— START OF PROVIDED INFORMATION —

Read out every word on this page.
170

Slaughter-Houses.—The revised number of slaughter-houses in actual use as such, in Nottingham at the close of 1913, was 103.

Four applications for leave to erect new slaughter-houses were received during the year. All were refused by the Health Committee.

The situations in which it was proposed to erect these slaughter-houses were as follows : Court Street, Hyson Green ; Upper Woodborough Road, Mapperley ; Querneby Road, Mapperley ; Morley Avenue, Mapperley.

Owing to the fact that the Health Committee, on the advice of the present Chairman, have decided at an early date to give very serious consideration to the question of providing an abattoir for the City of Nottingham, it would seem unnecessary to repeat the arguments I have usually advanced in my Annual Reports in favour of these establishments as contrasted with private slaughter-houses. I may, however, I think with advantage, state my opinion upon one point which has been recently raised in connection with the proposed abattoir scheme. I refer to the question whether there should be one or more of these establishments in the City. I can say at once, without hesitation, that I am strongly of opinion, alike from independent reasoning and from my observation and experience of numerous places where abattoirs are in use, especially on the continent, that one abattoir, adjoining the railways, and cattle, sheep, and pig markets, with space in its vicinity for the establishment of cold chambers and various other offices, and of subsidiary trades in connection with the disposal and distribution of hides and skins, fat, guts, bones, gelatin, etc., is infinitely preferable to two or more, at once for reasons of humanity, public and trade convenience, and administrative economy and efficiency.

— END OF PROVIDED INFORMATION —

[TASK DETAILS]: Each line of the material must be restated exactly.

[ANSWER BELOW]:
Read out every word on this page.
170

Slaughter-Houses.—The revised number of slaughter-houses in actual use as such, in Nottingham at the close of 1913, was 103.

Four applications for leave to erect new slaughter-houses were received during the year. All were refused by the Health Committee.

The situations in which it was proposed to erect these slaughter-houses were as follows : Court Street, Hyson Green ; Upper Woodborough Road, Mapperley ; Querneby Road, Mapperley ; Morley Avenue, Mapperley.

Owing to the fact that the Health Committee, on the advice of the present Chairman, have decided at an early date to give very serious consideration to the question of providing an abattoir for the City of Nottingham, it would seem unnecessary to repeat the arguments I have usually advanced in my Annual Reports in favour of these establishments as contrasted with private slaughter-houses. I may, however, I think with advantage, state my opinion upon one point which has been recently raised in connection with the proposed abattoir scheme. I refer to the question whether there should be one or more of these establishments in the City. I can say at once, without hesitation, that I am strongly of opinion, alike from independent reasoning and from my observation and experience of numerous places where abattoirs are in use, especially on the continent, that one abattoir, adjoining the railways, and cattle, sheep, and pig markets, with space in its vicinity for the establishment of cold chambers and various other offices, and of subsidiary trades in connection with the disposal and distribution of hides and skins, fat, guts, bones, gelatin, etc., is infinitely preferable to two or more, at once for reasons of humanity, public and trade convenience, and administrative economy and efficiency.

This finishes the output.